**Exercise goal:**
Assemble all lines in which the string "已审核确认" appears.

**Provided entries:**
>>>
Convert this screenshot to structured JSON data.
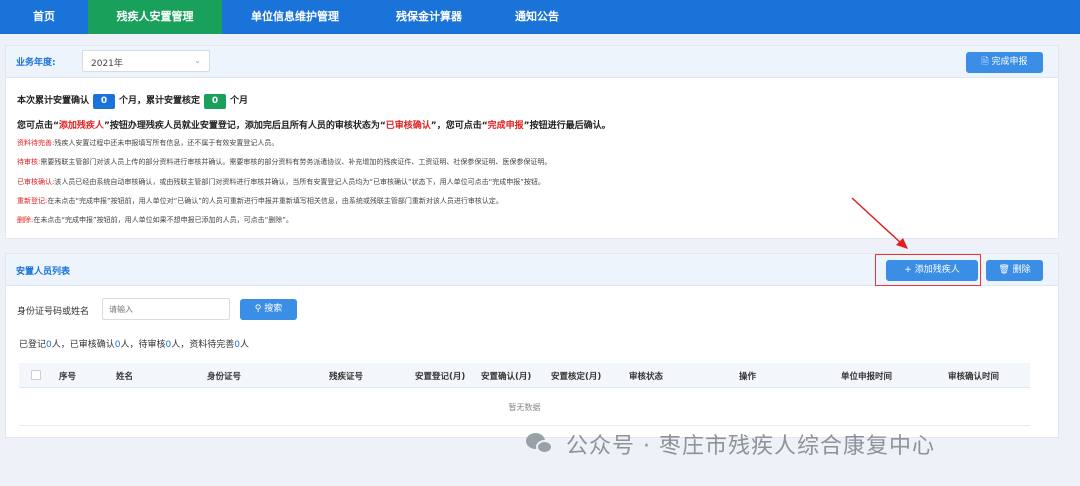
{
  "nav": {
    "items": [
      {
        "label": "首页"
      },
      {
        "label": "残疾人安置管理"
      },
      {
        "label": "单位信息维护管理"
      },
      {
        "label": "残保金计算器"
      },
      {
        "label": "通知公告"
      }
    ],
    "active_index": 1
  },
  "year": {
    "label": "业务年度:",
    "value": "2021年"
  },
  "complete_button": {
    "icon": "document-icon",
    "label": "完成申报"
  },
  "summary": {
    "prefix": "本次累计安置确认",
    "confirm_count": "0",
    "mid": "个月，累计安置核定",
    "verify_count": "0",
    "suffix": "个月"
  },
  "instruction": {
    "part1": "您可点击“",
    "add_key": "添加残疾人",
    "part2": "”按钮办理残疾人员就业安置登记，添加完后且所有人员的审核状态为“",
    "audited_key": "已审核确认",
    "part3": "”，您可点击“",
    "complete_key": "完成申报",
    "part4": "”按钮进行最后确认。"
  },
  "notes": [
    {
      "key": "资料待完善:",
      "text": "残疾人安置过程中还未申报填写所有信息，还不属于有效安置登记人员。"
    },
    {
      "key": "待审核:",
      "text": "需要残联主管部门对该人员上传的部分资料进行审核并确认。需要审核的部分资料有劳务派遣协议、补充增加的残疾证件、工资证明、社保参保证明、医保参保证明。"
    },
    {
      "key": "已审核确认:",
      "text": "该人员已经由系统自动审核确认，或由残联主管部门对资料进行审核并确认，当所有安置登记人员均为“已审核确认”状态下，用人单位可点击“完成申报”按钮。"
    },
    {
      "key": "重新登记:",
      "text": "在未点击“完成申报”按钮前，用人单位对“已确认”的人员可重新进行申报并重新填写相关信息，由系统或残联主管部门重新对该人员进行审核认定。"
    },
    {
      "key": "删除:",
      "text": "在未点击“完成申报”按钮前，用人单位如果不想申报已添加的人员，可点击“删除”。"
    }
  ],
  "list": {
    "title": "安置人员列表",
    "add_button": {
      "icon": "plus-icon",
      "label": "添加残疾人"
    },
    "delete_button": {
      "icon": "trash-icon",
      "label": "删除"
    }
  },
  "search": {
    "label": "身份证号码或姓名",
    "placeholder": "请输入",
    "value": "",
    "button_label": "搜索"
  },
  "stats": {
    "p1": "已登记",
    "registered": "0",
    "p2": "人，已审核确认",
    "confirmed": "0",
    "p3": "人，待审核",
    "pending": "0",
    "p4": "人，资料待完善",
    "incomplete": "0",
    "p5": "人"
  },
  "table": {
    "columns": [
      "序号",
      "姓名",
      "身份证号",
      "残疾证号",
      "安置登记(月)",
      "安置确认(月)",
      "安置核定(月)",
      "审核状态",
      "操作",
      "单位申报时间",
      "审核确认时间"
    ],
    "empty_text": "暂无数据"
  },
  "watermark": {
    "icon": "wechat-icon",
    "text": "公众号 · 枣庄市残疾人综合康复中心"
  },
  "colors": {
    "primary": "#1a73d9",
    "active_nav": "#19a05a",
    "button": "#3a8ee6",
    "highlight": "#e02020"
  }
}
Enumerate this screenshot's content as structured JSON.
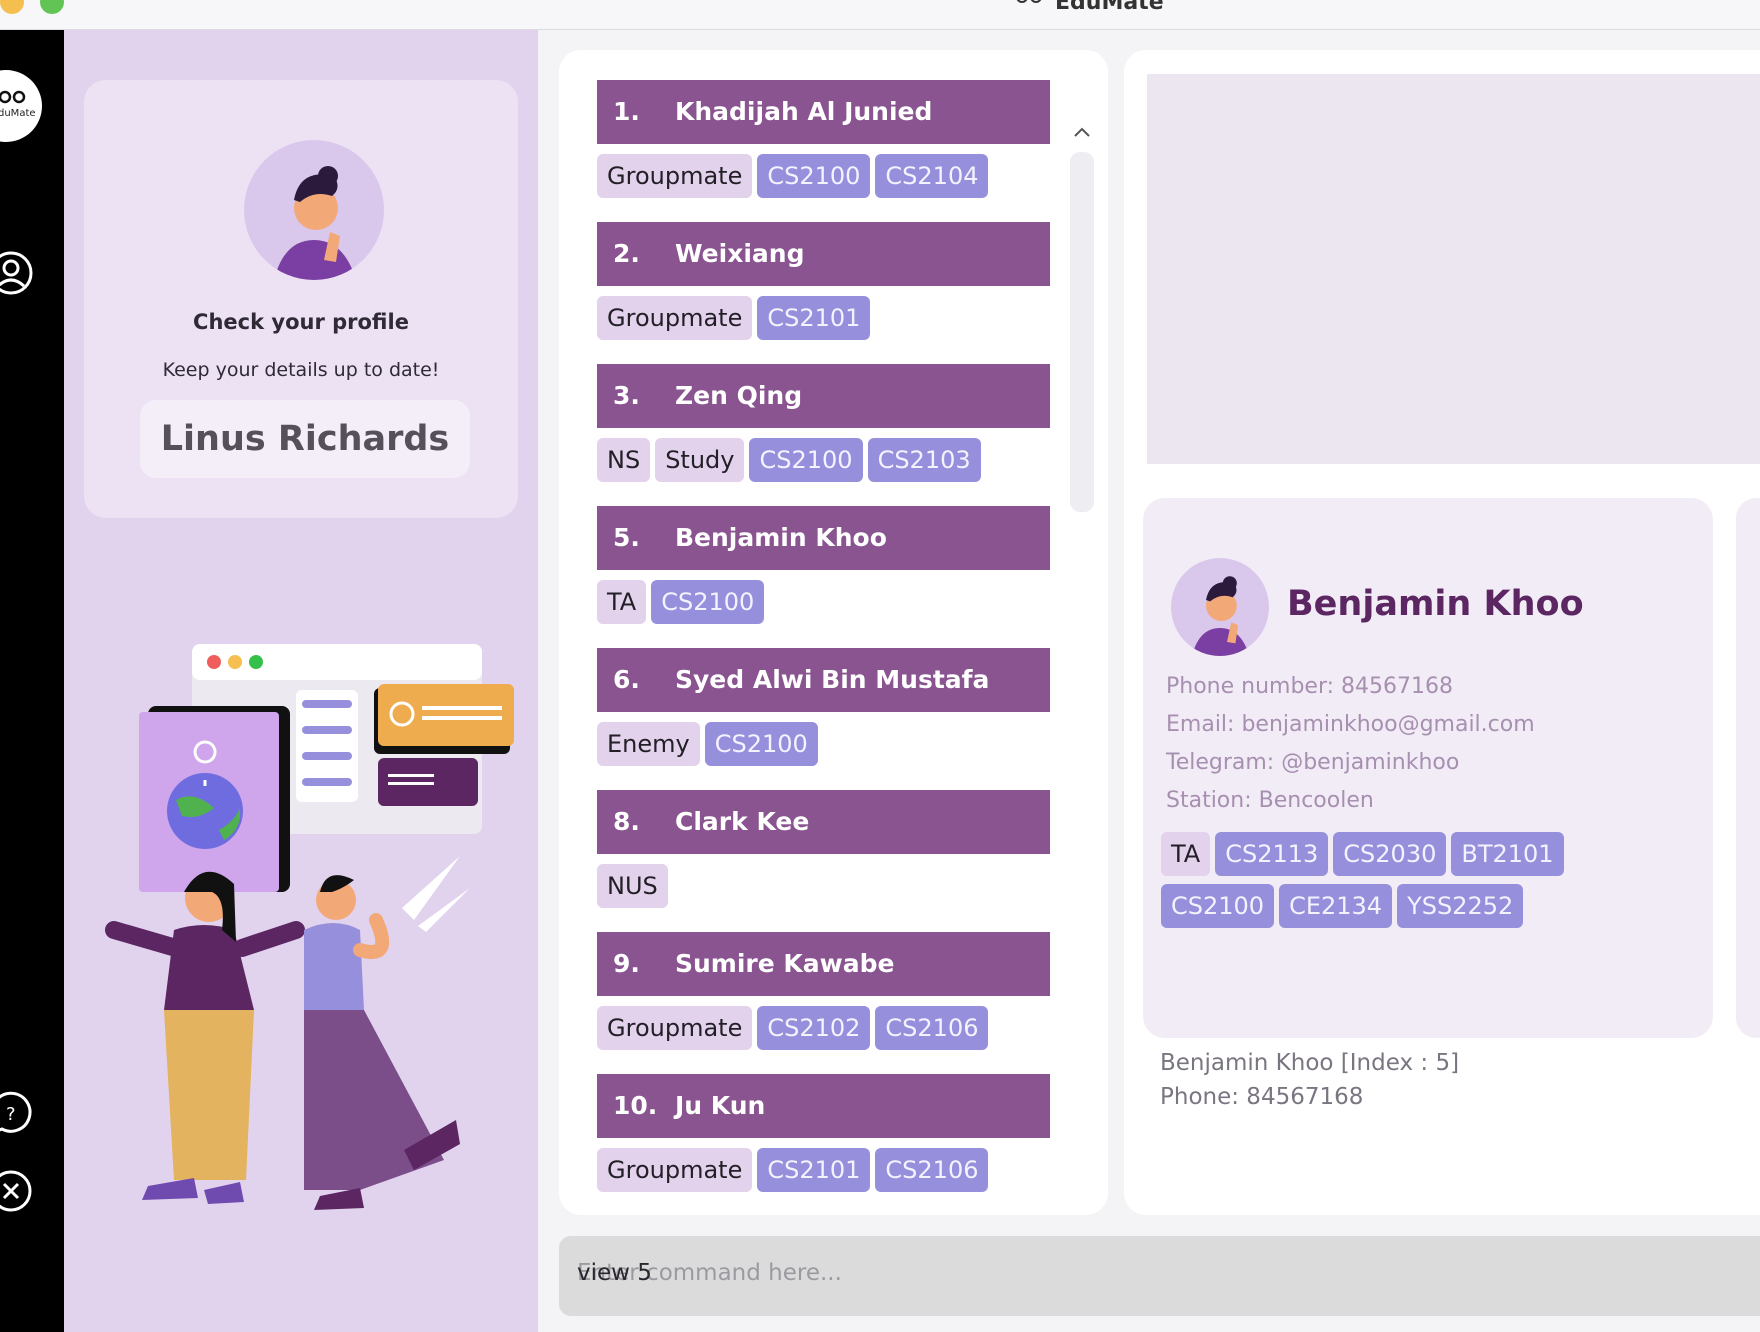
{
  "window": {
    "title": "EduMate"
  },
  "rail": {
    "logo_text": "duMate"
  },
  "profile_card": {
    "title": "Check your profile",
    "subtitle": "Keep your details up to date!",
    "name": "Linus Richards"
  },
  "contacts": [
    {
      "index": "1.",
      "name": "Khadijah Al Junied",
      "labels": [
        "Groupmate"
      ],
      "modules": [
        "CS2100",
        "CS2104"
      ]
    },
    {
      "index": "2.",
      "name": "Weixiang",
      "labels": [
        "Groupmate"
      ],
      "modules": [
        "CS2101"
      ]
    },
    {
      "index": "3.",
      "name": "Zen Qing",
      "labels": [
        "NS",
        "Study"
      ],
      "modules": [
        "CS2100",
        "CS2103"
      ]
    },
    {
      "index": "5.",
      "name": "Benjamin Khoo",
      "labels": [
        "TA"
      ],
      "modules": [
        "CS2100"
      ]
    },
    {
      "index": "6.",
      "name": "Syed Alwi Bin Mustafa",
      "labels": [
        "Enemy"
      ],
      "modules": [
        "CS2100"
      ]
    },
    {
      "index": "8.",
      "name": "Clark Kee",
      "labels": [
        "NUS"
      ],
      "modules": []
    },
    {
      "index": "9.",
      "name": "Sumire Kawabe",
      "labels": [
        "Groupmate"
      ],
      "modules": [
        "CS2102",
        "CS2106"
      ]
    },
    {
      "index": "10.",
      "name": "Ju Kun",
      "labels": [
        "Groupmate"
      ],
      "modules": [
        "CS2101",
        "CS2106"
      ]
    }
  ],
  "detail": {
    "name": "Benjamin Khoo",
    "phone": "Phone number: 84567168",
    "email": "Email: benjaminkhoo@gmail.com",
    "telegram": "Telegram: @benjaminkhoo",
    "station": "Station: Bencoolen",
    "labels": [
      "TA"
    ],
    "modules": [
      "CS2113",
      "CS2030",
      "BT2101",
      "CS2100",
      "CE2134",
      "YSS2252"
    ]
  },
  "result": {
    "line1": "Benjamin Khoo [Index : 5]",
    "line2": "Phone: 84567168"
  },
  "command": {
    "placeholder": "Enter command here...",
    "value": "view 5"
  },
  "colors": {
    "header_purple": "#8a5490",
    "module_tag": "#9690dc",
    "label_tag": "#e2d2ec",
    "side_panel": "#e1d3ee",
    "detail_name": "#5b2662"
  }
}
<<<
**Problem solution:**
    "audited_key": "已审核确认",
      "key": "已审核确认:",
      "text": "该人员已经由系统自动审核确认，或由残联主管部门对资料进行审核并确认，当所有安置登记人员均为“已审核确认”状态下，用人单位可点击“完成申报”按钮。"
    "p2": "人，已审核确认",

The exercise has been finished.